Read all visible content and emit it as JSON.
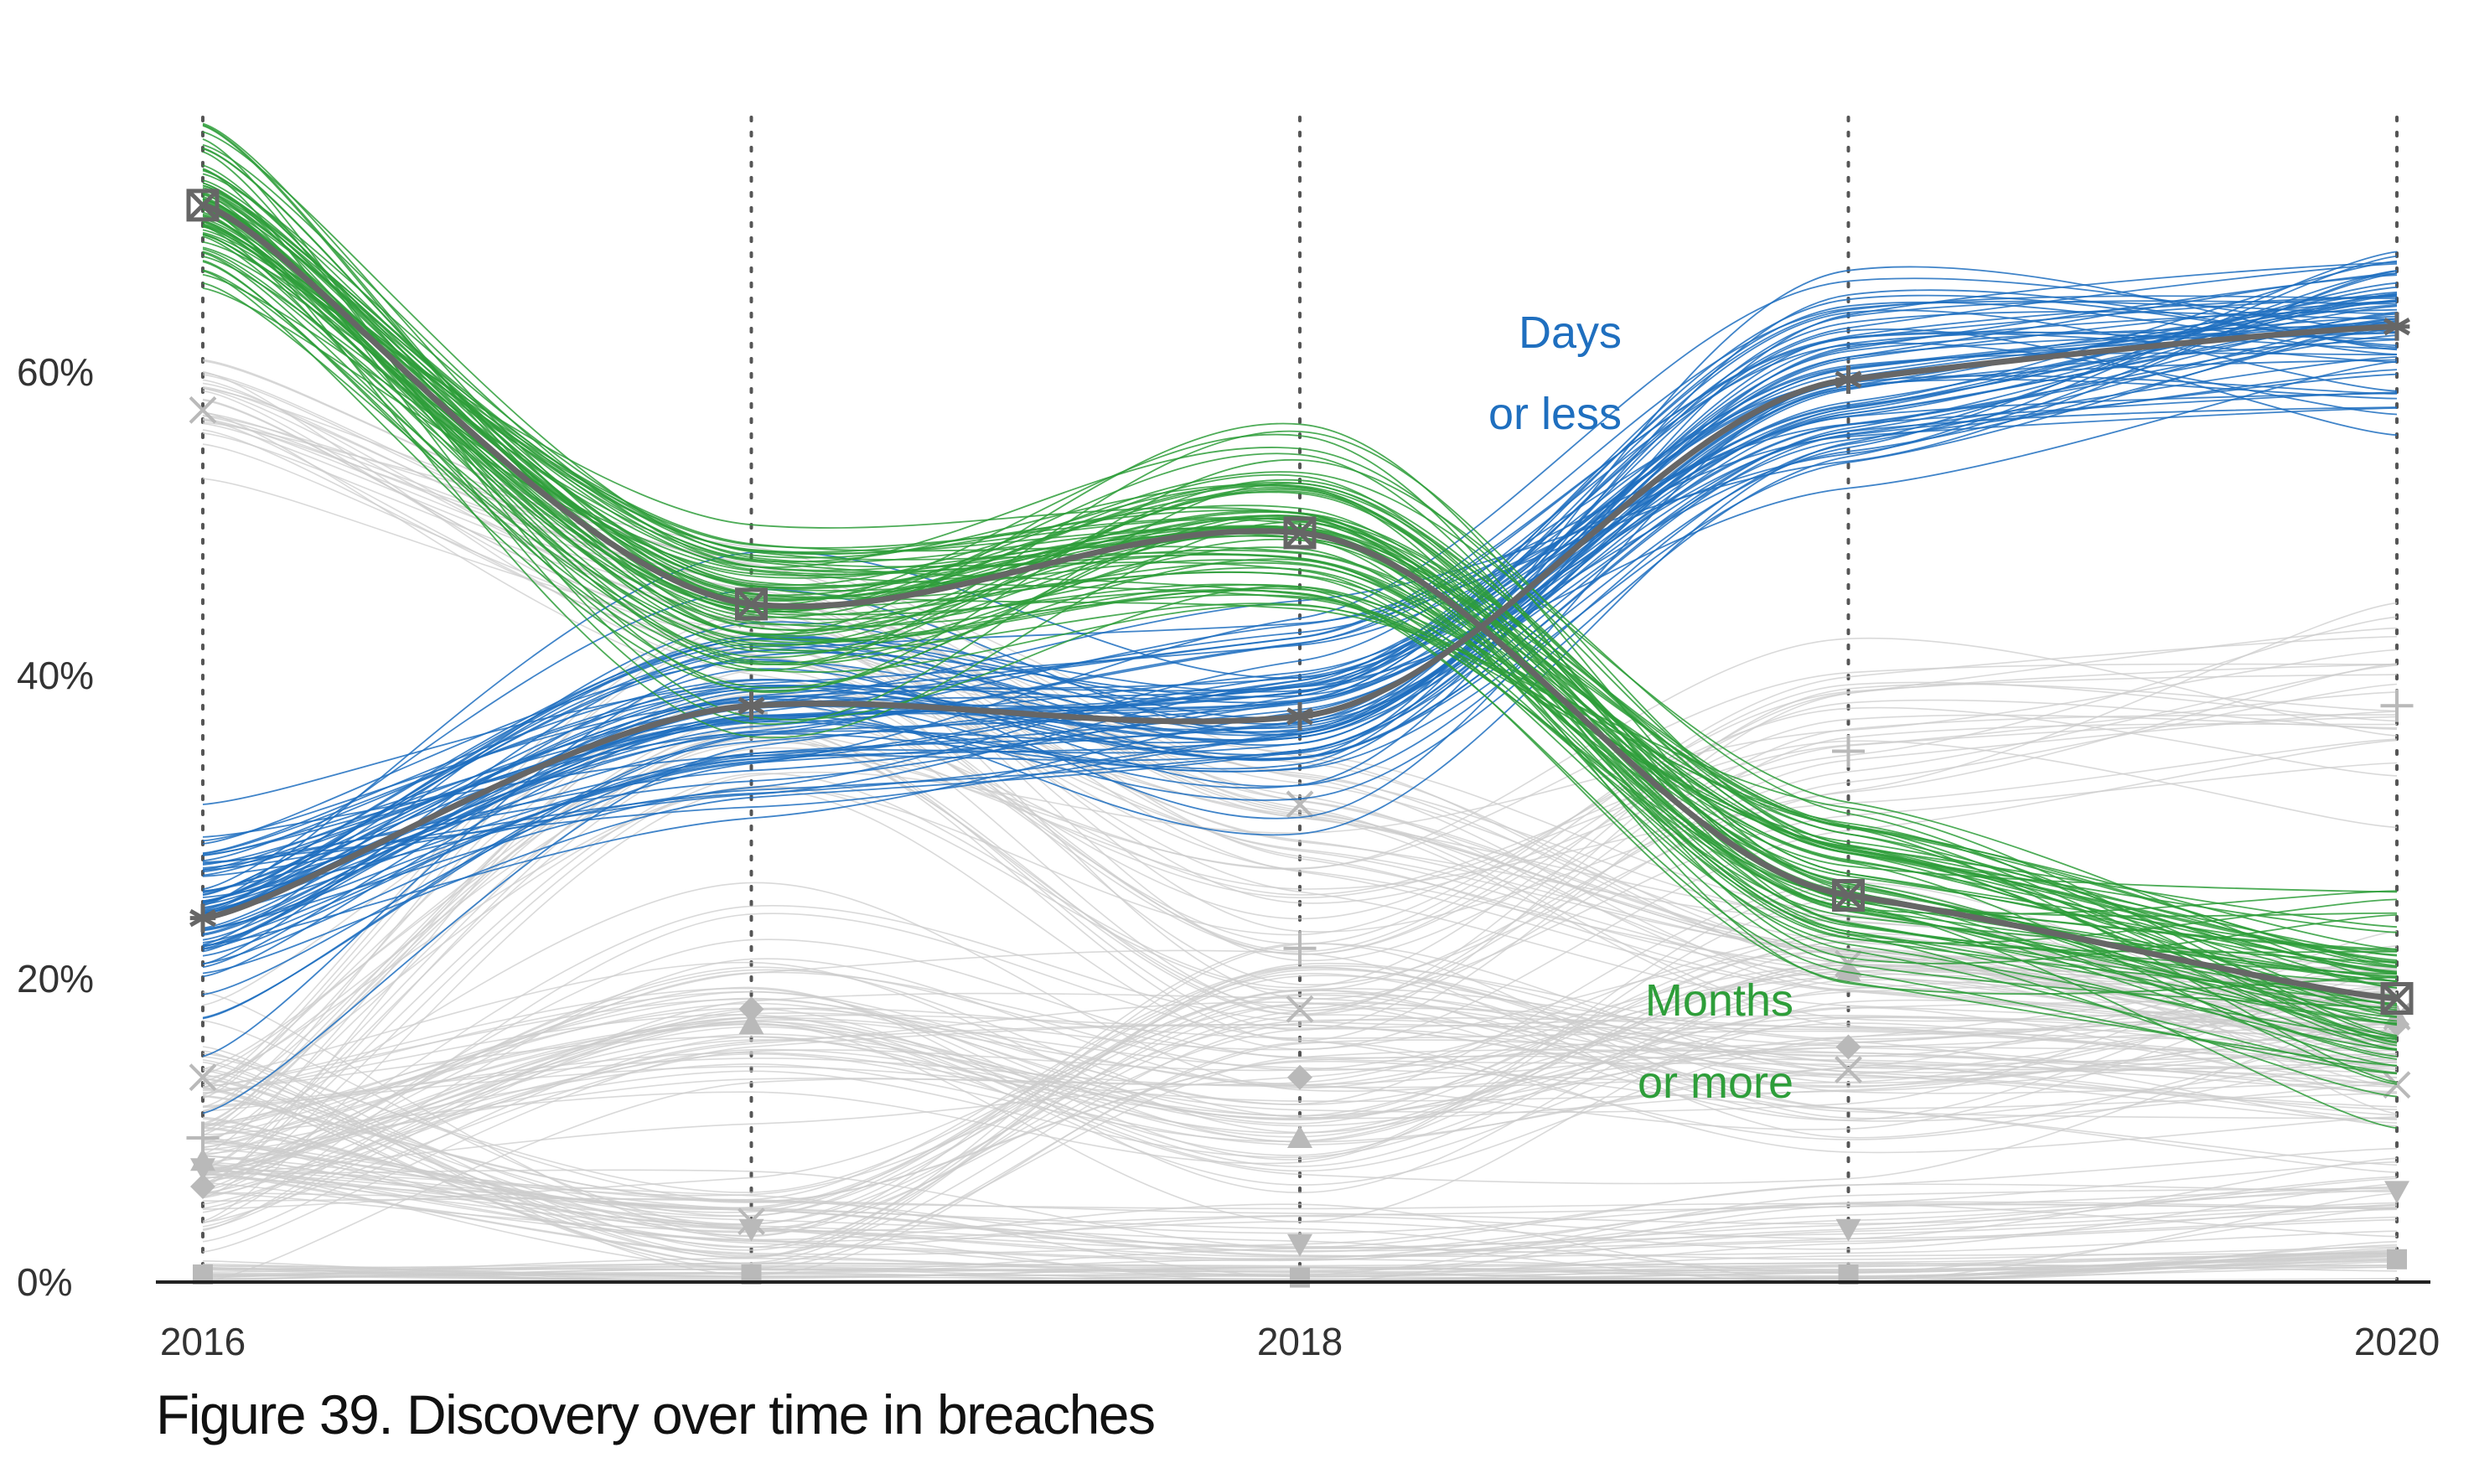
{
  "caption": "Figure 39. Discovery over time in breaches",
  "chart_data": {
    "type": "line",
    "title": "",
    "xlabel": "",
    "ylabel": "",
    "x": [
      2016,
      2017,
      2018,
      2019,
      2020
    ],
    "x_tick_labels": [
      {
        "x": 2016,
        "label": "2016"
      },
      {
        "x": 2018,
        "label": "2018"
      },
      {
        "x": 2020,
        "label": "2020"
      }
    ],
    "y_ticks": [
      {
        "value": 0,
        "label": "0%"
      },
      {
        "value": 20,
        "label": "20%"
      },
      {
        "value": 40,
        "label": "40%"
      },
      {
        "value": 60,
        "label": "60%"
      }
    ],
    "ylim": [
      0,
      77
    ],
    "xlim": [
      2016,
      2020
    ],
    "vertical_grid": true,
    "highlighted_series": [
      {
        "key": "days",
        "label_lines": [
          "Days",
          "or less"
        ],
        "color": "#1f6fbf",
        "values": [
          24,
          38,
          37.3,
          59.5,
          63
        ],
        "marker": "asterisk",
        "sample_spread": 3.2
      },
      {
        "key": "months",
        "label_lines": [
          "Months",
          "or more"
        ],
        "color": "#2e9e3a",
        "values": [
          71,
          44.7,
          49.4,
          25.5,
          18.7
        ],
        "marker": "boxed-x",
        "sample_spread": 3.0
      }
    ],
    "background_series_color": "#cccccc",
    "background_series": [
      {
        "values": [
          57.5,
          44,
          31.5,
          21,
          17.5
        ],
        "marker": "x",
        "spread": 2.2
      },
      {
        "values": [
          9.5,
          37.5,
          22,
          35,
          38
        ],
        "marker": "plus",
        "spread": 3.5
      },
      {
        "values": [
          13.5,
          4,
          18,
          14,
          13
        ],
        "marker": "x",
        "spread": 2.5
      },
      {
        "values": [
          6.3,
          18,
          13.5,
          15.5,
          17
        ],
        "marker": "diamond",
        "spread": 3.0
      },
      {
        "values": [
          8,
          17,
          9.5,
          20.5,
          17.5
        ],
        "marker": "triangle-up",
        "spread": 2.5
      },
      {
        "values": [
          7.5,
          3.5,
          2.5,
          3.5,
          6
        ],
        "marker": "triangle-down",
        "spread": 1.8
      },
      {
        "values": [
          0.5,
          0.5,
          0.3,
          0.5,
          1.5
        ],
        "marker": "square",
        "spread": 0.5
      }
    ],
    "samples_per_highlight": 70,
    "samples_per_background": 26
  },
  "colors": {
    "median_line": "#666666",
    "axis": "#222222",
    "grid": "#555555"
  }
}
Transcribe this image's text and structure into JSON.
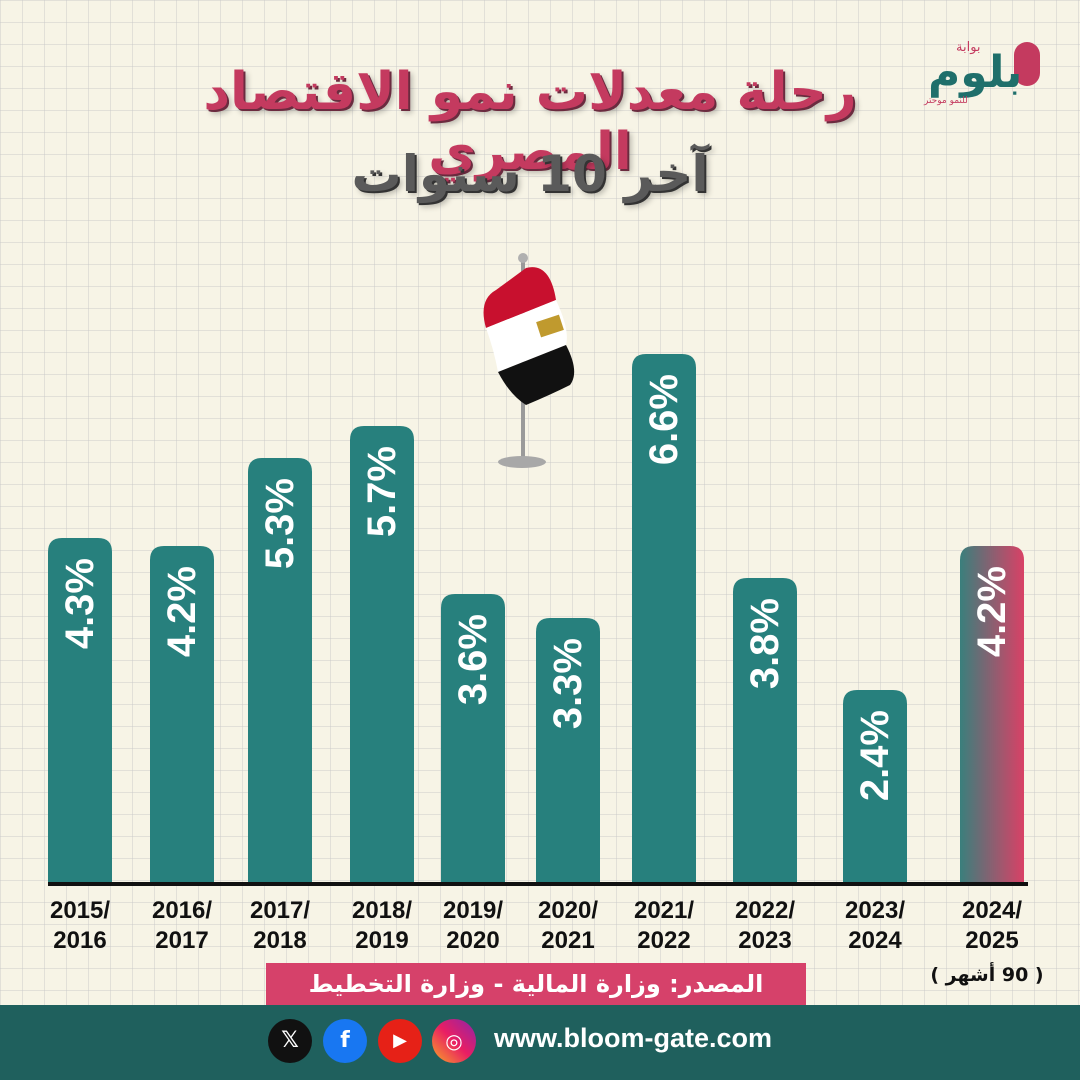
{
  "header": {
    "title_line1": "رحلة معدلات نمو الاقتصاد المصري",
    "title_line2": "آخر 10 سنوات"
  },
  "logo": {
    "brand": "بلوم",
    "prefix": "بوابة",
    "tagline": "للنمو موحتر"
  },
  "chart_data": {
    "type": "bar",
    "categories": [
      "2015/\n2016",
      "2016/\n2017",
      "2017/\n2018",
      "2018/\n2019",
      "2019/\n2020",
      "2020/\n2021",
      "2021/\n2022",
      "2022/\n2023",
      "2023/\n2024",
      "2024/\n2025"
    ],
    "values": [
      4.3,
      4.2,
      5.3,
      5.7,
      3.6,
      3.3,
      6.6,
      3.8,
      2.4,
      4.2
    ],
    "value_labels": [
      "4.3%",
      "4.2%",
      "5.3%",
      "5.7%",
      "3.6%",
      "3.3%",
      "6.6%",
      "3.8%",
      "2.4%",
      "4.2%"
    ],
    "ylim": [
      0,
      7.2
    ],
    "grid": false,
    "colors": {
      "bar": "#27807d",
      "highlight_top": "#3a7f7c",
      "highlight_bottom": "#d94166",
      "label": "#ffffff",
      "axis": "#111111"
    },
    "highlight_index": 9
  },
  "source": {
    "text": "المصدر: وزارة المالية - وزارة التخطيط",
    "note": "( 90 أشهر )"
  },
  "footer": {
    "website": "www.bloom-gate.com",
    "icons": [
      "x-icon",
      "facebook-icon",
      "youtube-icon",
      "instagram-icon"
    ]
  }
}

→ **WHAT THE TASK ASKS**:
Keep the pictures out of the copy and write out the data exactly as it stands.

→ **RIGHT ANSWER**:
Read all visible content and emit it as JSON.
{
  "caption": "Figure 39. Discovery over time in breaches",
  "chart_data": {
    "type": "line",
    "title": "",
    "xlabel": "",
    "ylabel": "",
    "x": [
      2016,
      2017,
      2018,
      2019,
      2020
    ],
    "x_tick_labels": [
      {
        "x": 2016,
        "label": "2016"
      },
      {
        "x": 2018,
        "label": "2018"
      },
      {
        "x": 2020,
        "label": "2020"
      }
    ],
    "y_ticks": [
      {
        "value": 0,
        "label": "0%"
      },
      {
        "value": 20,
        "label": "20%"
      },
      {
        "value": 40,
        "label": "40%"
      },
      {
        "value": 60,
        "label": "60%"
      }
    ],
    "ylim": [
      0,
      77
    ],
    "xlim": [
      2016,
      2020
    ],
    "vertical_grid": true,
    "highlighted_series": [
      {
        "key": "days",
        "label_lines": [
          "Days",
          "or less"
        ],
        "color": "#1f6fbf",
        "values": [
          24,
          38,
          37.3,
          59.5,
          63
        ],
        "marker": "asterisk",
        "sample_spread": 3.2
      },
      {
        "key": "months",
        "label_lines": [
          "Months",
          "or more"
        ],
        "color": "#2e9e3a",
        "values": [
          71,
          44.7,
          49.4,
          25.5,
          18.7
        ],
        "marker": "boxed-x",
        "sample_spread": 3.0
      }
    ],
    "background_series_color": "#cccccc",
    "background_series": [
      {
        "values": [
          57.5,
          44,
          31.5,
          21,
          17.5
        ],
        "marker": "x",
        "spread": 2.2
      },
      {
        "values": [
          9.5,
          37.5,
          22,
          35,
          38
        ],
        "marker": "plus",
        "spread": 3.5
      },
      {
        "values": [
          13.5,
          4,
          18,
          14,
          13
        ],
        "marker": "x",
        "spread": 2.5
      },
      {
        "values": [
          6.3,
          18,
          13.5,
          15.5,
          17
        ],
        "marker": "diamond",
        "spread": 3.0
      },
      {
        "values": [
          8,
          17,
          9.5,
          20.5,
          17.5
        ],
        "marker": "triangle-up",
        "spread": 2.5
      },
      {
        "values": [
          7.5,
          3.5,
          2.5,
          3.5,
          6
        ],
        "marker": "triangle-down",
        "spread": 1.8
      },
      {
        "values": [
          0.5,
          0.5,
          0.3,
          0.5,
          1.5
        ],
        "marker": "square",
        "spread": 0.5
      }
    ],
    "samples_per_highlight": 70,
    "samples_per_background": 26
  },
  "colors": {
    "median_line": "#666666",
    "axis": "#222222",
    "grid": "#555555"
  }
}
Transcribe this image's text and structure into JSON.
{
  "header": {
    "title_line1": "رحلة معدلات نمو الاقتصاد المصري",
    "title_line2": "آخر 10 سنوات"
  },
  "logo": {
    "brand": "بلوم",
    "prefix": "بوابة",
    "tagline": "للنمو موحتر"
  },
  "chart_data": {
    "type": "bar",
    "categories": [
      "2015/\n2016",
      "2016/\n2017",
      "2017/\n2018",
      "2018/\n2019",
      "2019/\n2020",
      "2020/\n2021",
      "2021/\n2022",
      "2022/\n2023",
      "2023/\n2024",
      "2024/\n2025"
    ],
    "values": [
      4.3,
      4.2,
      5.3,
      5.7,
      3.6,
      3.3,
      6.6,
      3.8,
      2.4,
      4.2
    ],
    "value_labels": [
      "4.3%",
      "4.2%",
      "5.3%",
      "5.7%",
      "3.6%",
      "3.3%",
      "6.6%",
      "3.8%",
      "2.4%",
      "4.2%"
    ],
    "ylim": [
      0,
      7.2
    ],
    "grid": false,
    "colors": {
      "bar": "#27807d",
      "highlight_top": "#3a7f7c",
      "highlight_bottom": "#d94166",
      "label": "#ffffff",
      "axis": "#111111"
    },
    "highlight_index": 9
  },
  "source": {
    "text": "المصدر: وزارة المالية - وزارة التخطيط",
    "note": "( 90 أشهر )"
  },
  "footer": {
    "website": "www.bloom-gate.com",
    "icons": [
      "x-icon",
      "facebook-icon",
      "youtube-icon",
      "instagram-icon"
    ]
  }
}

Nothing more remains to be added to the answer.